Your objective: List all lines of the data containing the word "فيصل".

Extracted information:
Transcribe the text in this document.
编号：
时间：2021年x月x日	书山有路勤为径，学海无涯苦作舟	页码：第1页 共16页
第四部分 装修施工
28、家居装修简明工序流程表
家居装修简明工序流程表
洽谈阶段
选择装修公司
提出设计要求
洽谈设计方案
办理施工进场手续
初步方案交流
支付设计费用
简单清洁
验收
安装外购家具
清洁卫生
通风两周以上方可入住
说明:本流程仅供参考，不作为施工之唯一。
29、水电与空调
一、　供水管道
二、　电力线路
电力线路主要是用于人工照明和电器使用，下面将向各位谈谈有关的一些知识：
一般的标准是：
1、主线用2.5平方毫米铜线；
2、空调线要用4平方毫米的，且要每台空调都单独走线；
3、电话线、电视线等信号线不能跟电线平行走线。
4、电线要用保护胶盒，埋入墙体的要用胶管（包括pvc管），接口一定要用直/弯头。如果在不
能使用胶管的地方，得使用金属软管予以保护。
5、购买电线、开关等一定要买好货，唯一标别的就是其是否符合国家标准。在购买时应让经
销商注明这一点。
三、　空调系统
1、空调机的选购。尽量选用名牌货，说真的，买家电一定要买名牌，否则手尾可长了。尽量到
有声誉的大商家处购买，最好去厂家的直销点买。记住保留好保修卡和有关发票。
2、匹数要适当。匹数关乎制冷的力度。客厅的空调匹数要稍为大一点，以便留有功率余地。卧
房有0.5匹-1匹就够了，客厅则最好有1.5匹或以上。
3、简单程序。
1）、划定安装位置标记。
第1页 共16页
---
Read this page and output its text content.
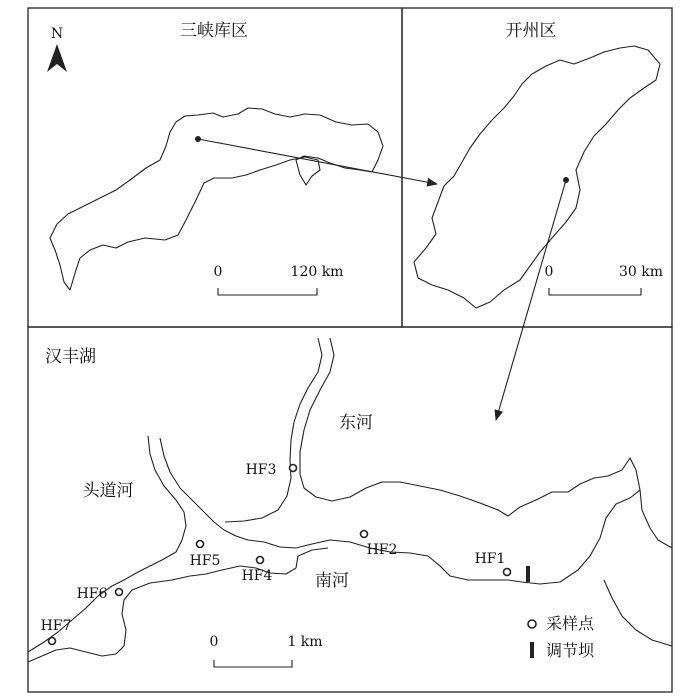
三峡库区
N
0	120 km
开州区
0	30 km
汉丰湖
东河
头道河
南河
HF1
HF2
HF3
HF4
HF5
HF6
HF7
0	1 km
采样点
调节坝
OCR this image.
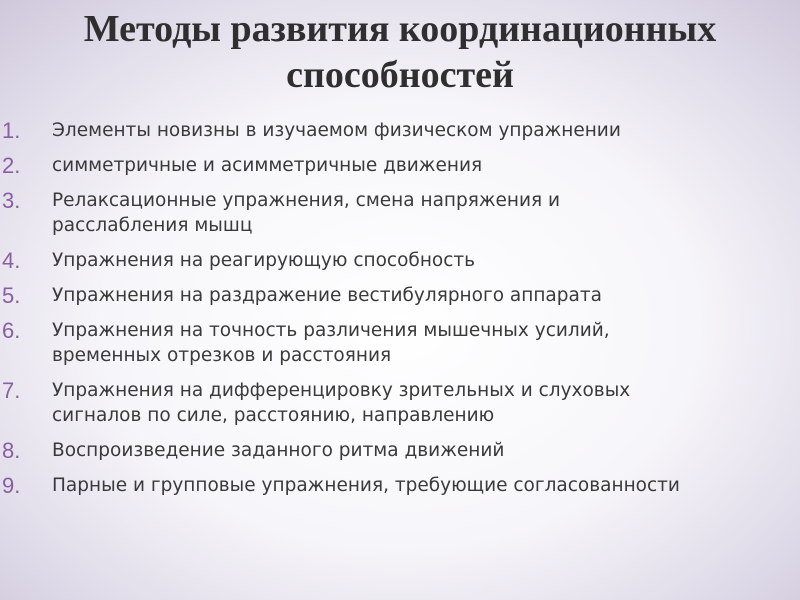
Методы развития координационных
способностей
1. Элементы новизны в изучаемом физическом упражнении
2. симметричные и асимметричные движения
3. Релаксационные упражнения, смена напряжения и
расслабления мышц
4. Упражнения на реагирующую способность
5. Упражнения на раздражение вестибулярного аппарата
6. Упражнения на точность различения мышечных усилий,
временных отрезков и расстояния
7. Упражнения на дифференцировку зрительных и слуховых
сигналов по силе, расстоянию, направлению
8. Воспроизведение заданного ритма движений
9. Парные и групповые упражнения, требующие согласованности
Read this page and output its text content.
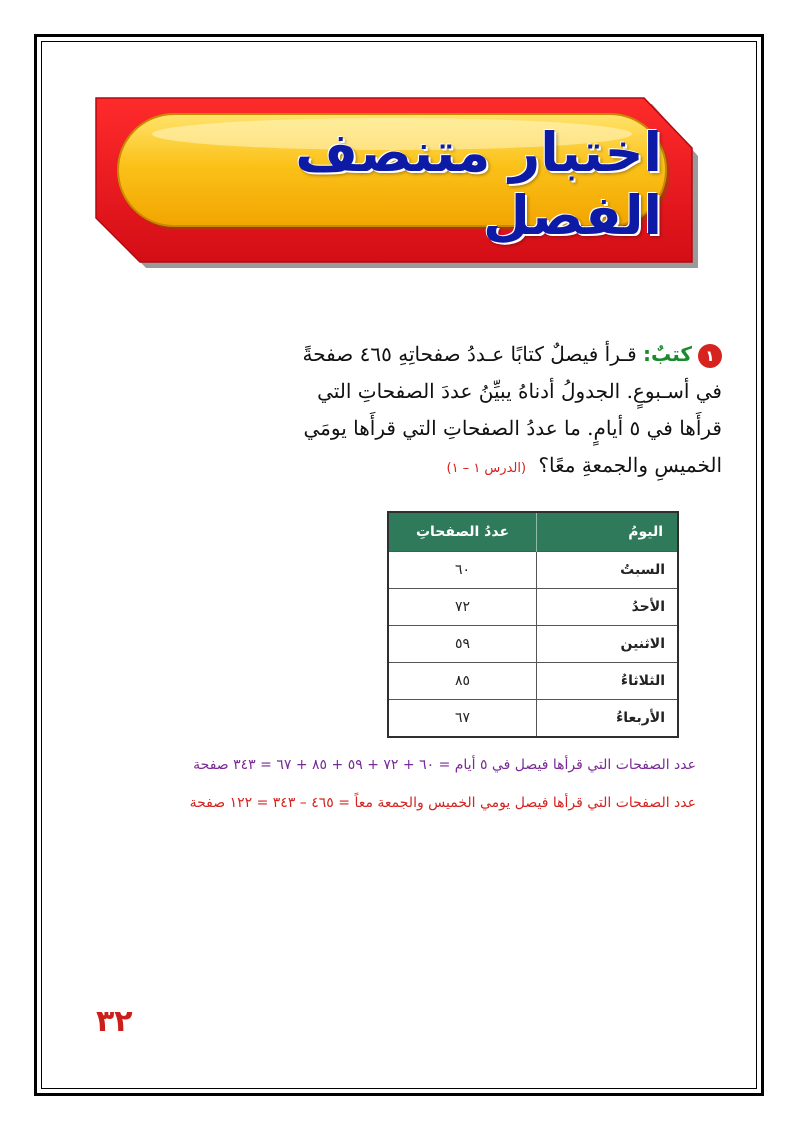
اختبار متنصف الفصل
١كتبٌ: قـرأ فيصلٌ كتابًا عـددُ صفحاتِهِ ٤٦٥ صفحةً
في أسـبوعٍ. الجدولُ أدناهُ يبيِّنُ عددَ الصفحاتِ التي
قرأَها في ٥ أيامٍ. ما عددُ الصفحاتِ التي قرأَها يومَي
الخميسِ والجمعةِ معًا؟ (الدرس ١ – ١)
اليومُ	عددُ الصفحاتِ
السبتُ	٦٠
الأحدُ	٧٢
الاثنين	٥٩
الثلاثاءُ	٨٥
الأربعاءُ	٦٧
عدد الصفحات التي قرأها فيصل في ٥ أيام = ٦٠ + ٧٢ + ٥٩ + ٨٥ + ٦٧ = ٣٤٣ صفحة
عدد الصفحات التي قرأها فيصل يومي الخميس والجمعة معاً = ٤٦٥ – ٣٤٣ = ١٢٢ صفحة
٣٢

Written answer:
١كتبٌ: قـرأ فيصلٌ كتابًا عـددُ صفحاتِهِ ٤٦٥ صفحةً
عدد الصفحات التي قرأها فيصل في ٥ أيام = ٦٠ + ٧٢ + ٥٩ + ٨٥ + ٦٧ = ٣٤٣ صفحة
عدد الصفحات التي قرأها فيصل يومي الخميس والجمعة معاً = ٤٦٥ – ٣٤٣ = ١٢٢ صفحة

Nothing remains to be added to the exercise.